CONSIGNES>
(a) Réécrivez le passage du texte cité qui va de « Participant - Vous » à « des mêmes gens. », en y substituant « échelon européen » à « échelon national ».
(b) Répondez aux questions suivantes d'après le texte cité :
(i) À quel échelon, notamment, Jacques Julliard se dit-il favorable à un pouvoir politique fort ?
(ii) Quels titres de presse Alain Gautier mentionne-t-il ?
(iii) Quelle est la réplique d'Alain Duhamel lorsqu'Alain Gautier regrette que ce soit toujours les mêmes personnes qui parlent des mêmes gens ?
(c) Indiquez si chacune des affirmations suivantes concorde avec le texte cité, en justifiant par les mots exacts de celui-ci :
(i) Alain Duhamel souhaite que le décalage avec d'autres pays européens se prolonge.
(ii) Jacques Julliard considère comme moderne la manière de personnaliser le pouvoir.
(iii) Alain Gautier juge que la multiplication de livres a peut-être été quelque peu indécente.

==== TEXTE CITÉ ====

Participant - Vous ne trouvez pas que l'on est un peu en décalage avec d'autres pays européens ?

Alain Duhamel : Oui, tout à fait, et j'espère que cela durera.

Jacques Julliard : Je voudrais répondre à Alain Duhamel : je suis d'accord pour qu'il y ait un pouvoir politique fort, et notamment à l'échelon national. Mais ce n'est pas une raison pour personnaliser le pouvoir d'une manière, elle, qui n'est pas moderne...

Michèle Cotta : Vendée – Globe

Alain Gautier : On entend toujours parler les mêmes personnes des mêmes gens, peut-être que ça lasse un peu que ce soit toujours les mêmes personnes qui parlent des mêmes gens.

Alain Duhamel : Dans tous les domaines d'ailleurs.

Alain Gautier : Dans tous les domaines, c'est vrai! C'est un petit peu le reflet de la Société, c'est un peu ce voyeurisme. C'est vrai qu'il y a des clients parce que quand on voit tous ces GALA et tous ces VOICI qui marchent, et c'est vrai que de savoir l'histoire de Mazarine, l'histoire de sa mort filmée de très près, etc., je pense qu'il y a des limites. Et peut-être que de voir cette multiplication de livres a été un peu indécent !

==== ENREGISTREMENTS FOURNIS ====

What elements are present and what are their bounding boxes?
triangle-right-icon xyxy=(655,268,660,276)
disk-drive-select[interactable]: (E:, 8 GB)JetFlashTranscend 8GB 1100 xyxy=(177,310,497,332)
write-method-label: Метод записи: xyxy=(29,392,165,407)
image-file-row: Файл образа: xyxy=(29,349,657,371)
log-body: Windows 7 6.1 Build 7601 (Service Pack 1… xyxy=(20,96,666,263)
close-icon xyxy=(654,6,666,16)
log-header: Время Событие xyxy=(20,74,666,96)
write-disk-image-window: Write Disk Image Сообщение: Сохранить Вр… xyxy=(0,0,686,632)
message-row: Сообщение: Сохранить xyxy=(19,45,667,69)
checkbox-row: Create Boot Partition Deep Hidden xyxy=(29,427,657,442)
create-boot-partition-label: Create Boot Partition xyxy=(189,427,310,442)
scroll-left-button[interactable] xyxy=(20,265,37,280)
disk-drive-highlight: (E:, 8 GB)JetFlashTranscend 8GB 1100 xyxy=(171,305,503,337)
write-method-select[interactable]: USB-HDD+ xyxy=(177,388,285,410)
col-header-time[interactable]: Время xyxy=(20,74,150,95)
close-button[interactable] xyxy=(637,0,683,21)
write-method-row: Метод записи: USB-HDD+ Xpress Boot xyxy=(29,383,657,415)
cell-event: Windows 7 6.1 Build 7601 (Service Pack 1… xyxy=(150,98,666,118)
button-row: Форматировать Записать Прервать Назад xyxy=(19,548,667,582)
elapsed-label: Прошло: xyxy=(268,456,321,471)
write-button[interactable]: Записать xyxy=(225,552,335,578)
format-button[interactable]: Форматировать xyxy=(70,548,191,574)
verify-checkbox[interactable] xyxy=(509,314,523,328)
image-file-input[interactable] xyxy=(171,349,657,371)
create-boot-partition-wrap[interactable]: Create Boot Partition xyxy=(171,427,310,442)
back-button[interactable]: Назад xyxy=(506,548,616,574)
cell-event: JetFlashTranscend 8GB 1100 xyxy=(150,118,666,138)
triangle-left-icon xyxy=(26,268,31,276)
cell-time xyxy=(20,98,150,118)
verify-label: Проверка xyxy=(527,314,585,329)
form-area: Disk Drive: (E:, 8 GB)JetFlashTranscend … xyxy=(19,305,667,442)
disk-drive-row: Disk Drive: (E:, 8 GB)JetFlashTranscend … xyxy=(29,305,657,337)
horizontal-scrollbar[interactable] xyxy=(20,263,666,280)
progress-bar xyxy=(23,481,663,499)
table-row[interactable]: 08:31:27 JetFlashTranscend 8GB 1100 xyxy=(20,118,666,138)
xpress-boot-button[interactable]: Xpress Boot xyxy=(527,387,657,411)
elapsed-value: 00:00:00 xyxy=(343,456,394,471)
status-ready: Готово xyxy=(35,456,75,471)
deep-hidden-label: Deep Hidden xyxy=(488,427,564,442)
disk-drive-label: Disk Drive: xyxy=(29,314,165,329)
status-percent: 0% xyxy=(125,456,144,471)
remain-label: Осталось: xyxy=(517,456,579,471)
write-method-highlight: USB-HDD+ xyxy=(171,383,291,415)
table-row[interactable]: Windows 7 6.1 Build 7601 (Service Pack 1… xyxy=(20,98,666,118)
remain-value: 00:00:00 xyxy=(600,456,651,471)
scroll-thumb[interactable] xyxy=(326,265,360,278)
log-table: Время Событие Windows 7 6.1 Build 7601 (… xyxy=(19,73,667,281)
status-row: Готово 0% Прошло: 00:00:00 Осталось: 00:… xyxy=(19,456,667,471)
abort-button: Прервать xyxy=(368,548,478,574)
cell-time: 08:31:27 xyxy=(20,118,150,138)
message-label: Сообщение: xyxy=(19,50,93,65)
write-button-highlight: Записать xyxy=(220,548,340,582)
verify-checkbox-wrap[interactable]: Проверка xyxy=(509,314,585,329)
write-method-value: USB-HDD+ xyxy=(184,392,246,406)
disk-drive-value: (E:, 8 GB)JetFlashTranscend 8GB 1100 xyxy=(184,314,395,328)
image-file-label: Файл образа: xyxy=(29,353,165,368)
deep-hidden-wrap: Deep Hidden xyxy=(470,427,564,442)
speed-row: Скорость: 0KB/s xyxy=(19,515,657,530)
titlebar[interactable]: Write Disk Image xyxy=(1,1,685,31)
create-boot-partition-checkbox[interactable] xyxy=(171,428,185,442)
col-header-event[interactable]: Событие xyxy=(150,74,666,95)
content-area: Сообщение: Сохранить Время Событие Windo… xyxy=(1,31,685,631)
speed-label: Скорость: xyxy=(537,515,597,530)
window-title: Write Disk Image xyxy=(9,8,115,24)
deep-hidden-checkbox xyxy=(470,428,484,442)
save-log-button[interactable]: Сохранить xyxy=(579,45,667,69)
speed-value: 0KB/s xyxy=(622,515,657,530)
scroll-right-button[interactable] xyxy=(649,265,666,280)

====

CORRIGÉ PAR CONSIGNE>
(a)
Participant - Vous ne trouvez pas que l'on est un peu en décalage avec d'autres pays européens ?

Alain Duhamel : Oui, tout à fait, et j'espère que cela durera.

Jacques Julliard : Je voudrais répondre à Alain Duhamel : je suis d'accord pour qu'il y ait un pouvoir politique fort, et notamment à l'échelon européen. Mais ce n'est pas une raison pour personnaliser le pouvoir d'une manière, elle, qui n'est pas moderne...

Michèle Cotta : Vendée – Globe

Alain Gautier : On entend toujours parler les mêmes personnes des mêmes gens, peut-être que ça lasse un peu que ce soit toujours les mêmes personnes qui parlent des mêmes gens.

(b)
(i) À l'échelon national.
(ii) GALA et VOICI.
(iii) « Dans tous les domaines d'ailleurs. »

(c)
(i) Oui : « Oui, tout à fait, et j'espère que cela durera. »
(ii) Non : « personnaliser le pouvoir d'une manière, elle, qui n'est pas moderne »
(iii) Oui : « peut-être que de voir cette multiplication de livres a été un peu indécent ! »